▶ What to do:
Write out every line of the entries below word for word, leaving out the picture.

▶ Extracted records:
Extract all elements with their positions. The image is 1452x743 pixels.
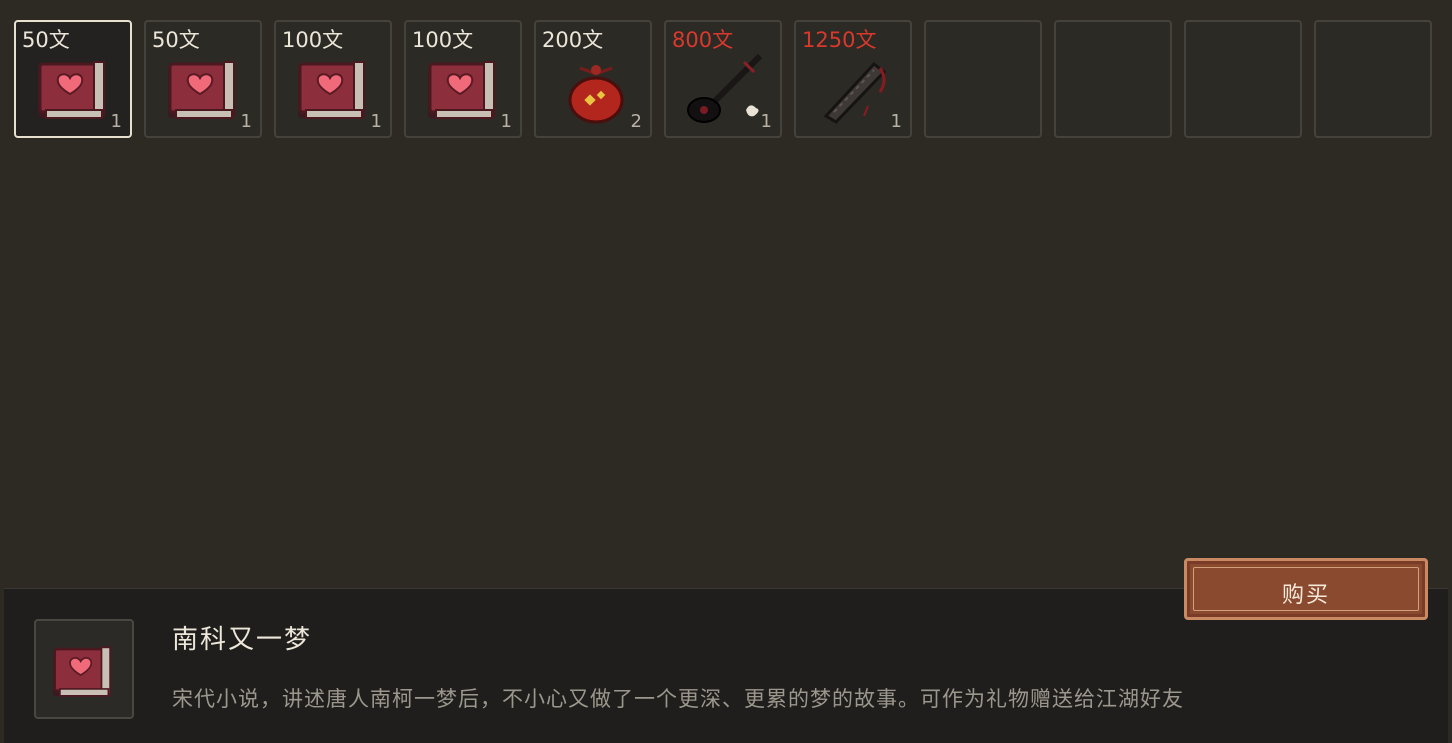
- shop-slot-empty[interactable]: [1184, 20, 1302, 138]
- item-quantity: 1: [110, 111, 122, 132]
- shop-slot-3[interactable]: 100文 1: [274, 20, 392, 138]
- shop-slot-5[interactable]: 200文 2: [534, 20, 652, 138]
- romance-book-icon: [428, 61, 495, 119]
- buy-button-label: 购买: [1281, 583, 1330, 608]
- shop-slot-4[interactable]: 100文 1: [404, 20, 522, 138]
- buy-button[interactable]: 购买: [1184, 558, 1428, 620]
- shop-slot-7[interactable]: 1250文 1: [794, 20, 912, 138]
- romance-book-icon: [298, 61, 365, 119]
- item-quantity: 1: [760, 111, 772, 132]
- item-description: 宋代小说，讲述唐人南柯一梦后，不小心又做了一个更深、更累的梦的故事。可作为礼物赠…: [172, 687, 1184, 711]
- romance-book-icon: [168, 61, 235, 119]
- shop-slot-1[interactable]: 50文 1: [14, 20, 132, 138]
- shop-slot-empty[interactable]: [1054, 20, 1172, 138]
- item-quantity: 1: [500, 111, 512, 132]
- romance-book-icon: [52, 646, 112, 697]
- detail-icon-frame: [34, 619, 134, 719]
- pipa-instrument-icon: [687, 53, 763, 123]
- romance-book-icon: [38, 61, 105, 119]
- item-quantity: 1: [240, 111, 252, 132]
- dark-blade-icon: [823, 61, 887, 124]
- shop-slot-6[interactable]: 800文 1: [664, 20, 782, 138]
- item-name: 南科又一梦: [172, 625, 313, 655]
- item-quantity: 2: [630, 111, 642, 132]
- shop-slot-empty[interactable]: [924, 20, 1042, 138]
- shop-slot-2[interactable]: 50文 1: [144, 20, 262, 138]
- red-pouch-icon: [568, 65, 624, 124]
- shop-slot-empty[interactable]: [1314, 20, 1432, 138]
- item-quantity: 1: [890, 111, 902, 132]
- item-quantity: 1: [370, 111, 382, 132]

▶ Response to the task:
Extract all elements with their positions. The image is 1452x743 pixels.
- shop-slot-empty[interactable]: [1184, 20, 1302, 138]
- item-quantity: 1: [110, 111, 122, 132]
- shop-slot-3[interactable]: 100文 1: [274, 20, 392, 138]
- shop-slot-5[interactable]: 200文 2: [534, 20, 652, 138]
- romance-book-icon: [428, 61, 495, 119]
- buy-button-label: 购买: [1281, 583, 1330, 608]
- shop-slot-4[interactable]: 100文 1: [404, 20, 522, 138]
- buy-button[interactable]: 购买: [1184, 558, 1428, 620]
- shop-slot-7[interactable]: 1250文 1: [794, 20, 912, 138]
- romance-book-icon: [298, 61, 365, 119]
- item-quantity: 1: [760, 111, 772, 132]
- item-description: 宋代小说，讲述唐人南柯一梦后，不小心又做了一个更深、更累的梦的故事。可作为礼物赠…: [172, 687, 1184, 711]
- romance-book-icon: [168, 61, 235, 119]
- shop-slot-1[interactable]: 50文 1: [14, 20, 132, 138]
- shop-slot-empty[interactable]: [1054, 20, 1172, 138]
- item-quantity: 1: [500, 111, 512, 132]
- romance-book-icon: [52, 646, 112, 697]
- detail-icon-frame: [34, 619, 134, 719]
- pipa-instrument-icon: [687, 53, 763, 123]
- romance-book-icon: [38, 61, 105, 119]
- item-quantity: 1: [240, 111, 252, 132]
- dark-blade-icon: [823, 61, 887, 124]
- shop-slot-6[interactable]: 800文 1: [664, 20, 782, 138]
- item-name: 南科又一梦: [172, 625, 313, 655]
- item-quantity: 2: [630, 111, 642, 132]
- shop-slot-empty[interactable]: [924, 20, 1042, 138]
- shop-slot-2[interactable]: 50文 1: [144, 20, 262, 138]
- red-pouch-icon: [568, 65, 624, 124]
- shop-slot-empty[interactable]: [1314, 20, 1432, 138]
- item-quantity: 1: [890, 111, 902, 132]
- item-quantity: 1: [370, 111, 382, 132]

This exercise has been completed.